::: Input material

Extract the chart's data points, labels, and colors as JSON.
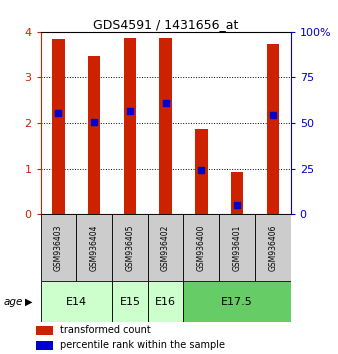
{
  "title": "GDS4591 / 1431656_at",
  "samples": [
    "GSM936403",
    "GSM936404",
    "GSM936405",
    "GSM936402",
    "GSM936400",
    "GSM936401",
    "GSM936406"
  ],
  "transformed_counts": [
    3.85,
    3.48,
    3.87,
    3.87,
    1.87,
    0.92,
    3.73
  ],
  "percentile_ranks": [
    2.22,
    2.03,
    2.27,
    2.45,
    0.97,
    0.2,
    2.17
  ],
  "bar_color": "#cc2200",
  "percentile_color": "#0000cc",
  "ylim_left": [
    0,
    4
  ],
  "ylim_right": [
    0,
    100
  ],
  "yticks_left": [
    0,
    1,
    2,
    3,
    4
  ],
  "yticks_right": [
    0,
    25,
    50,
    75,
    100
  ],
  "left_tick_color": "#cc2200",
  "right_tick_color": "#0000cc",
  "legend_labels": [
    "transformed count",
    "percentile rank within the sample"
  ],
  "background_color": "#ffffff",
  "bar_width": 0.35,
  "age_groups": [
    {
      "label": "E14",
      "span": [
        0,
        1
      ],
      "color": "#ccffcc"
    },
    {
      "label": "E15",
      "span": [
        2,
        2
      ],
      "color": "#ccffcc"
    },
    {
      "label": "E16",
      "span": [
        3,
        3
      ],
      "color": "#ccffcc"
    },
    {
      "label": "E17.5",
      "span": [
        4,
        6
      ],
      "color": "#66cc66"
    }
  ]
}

::::::

Short task
Give back every line exactly as it stands, pictures excluded.

Final answer
Extract the chart's data points, labels, and colors as JSON.
{
  "title": "GDS4591 / 1431656_at",
  "samples": [
    "GSM936403",
    "GSM936404",
    "GSM936405",
    "GSM936402",
    "GSM936400",
    "GSM936401",
    "GSM936406"
  ],
  "transformed_counts": [
    3.85,
    3.48,
    3.87,
    3.87,
    1.87,
    0.92,
    3.73
  ],
  "percentile_ranks": [
    2.22,
    2.03,
    2.27,
    2.45,
    0.97,
    0.2,
    2.17
  ],
  "bar_color": "#cc2200",
  "percentile_color": "#0000cc",
  "ylim_left": [
    0,
    4
  ],
  "ylim_right": [
    0,
    100
  ],
  "yticks_left": [
    0,
    1,
    2,
    3,
    4
  ],
  "yticks_right": [
    0,
    25,
    50,
    75,
    100
  ],
  "left_tick_color": "#cc2200",
  "right_tick_color": "#0000cc",
  "legend_labels": [
    "transformed count",
    "percentile rank within the sample"
  ],
  "background_color": "#ffffff",
  "bar_width": 0.35,
  "age_groups": [
    {
      "label": "E14",
      "span": [
        0,
        1
      ],
      "color": "#ccffcc"
    },
    {
      "label": "E15",
      "span": [
        2,
        2
      ],
      "color": "#ccffcc"
    },
    {
      "label": "E16",
      "span": [
        3,
        3
      ],
      "color": "#ccffcc"
    },
    {
      "label": "E17.5",
      "span": [
        4,
        6
      ],
      "color": "#66cc66"
    }
  ]
}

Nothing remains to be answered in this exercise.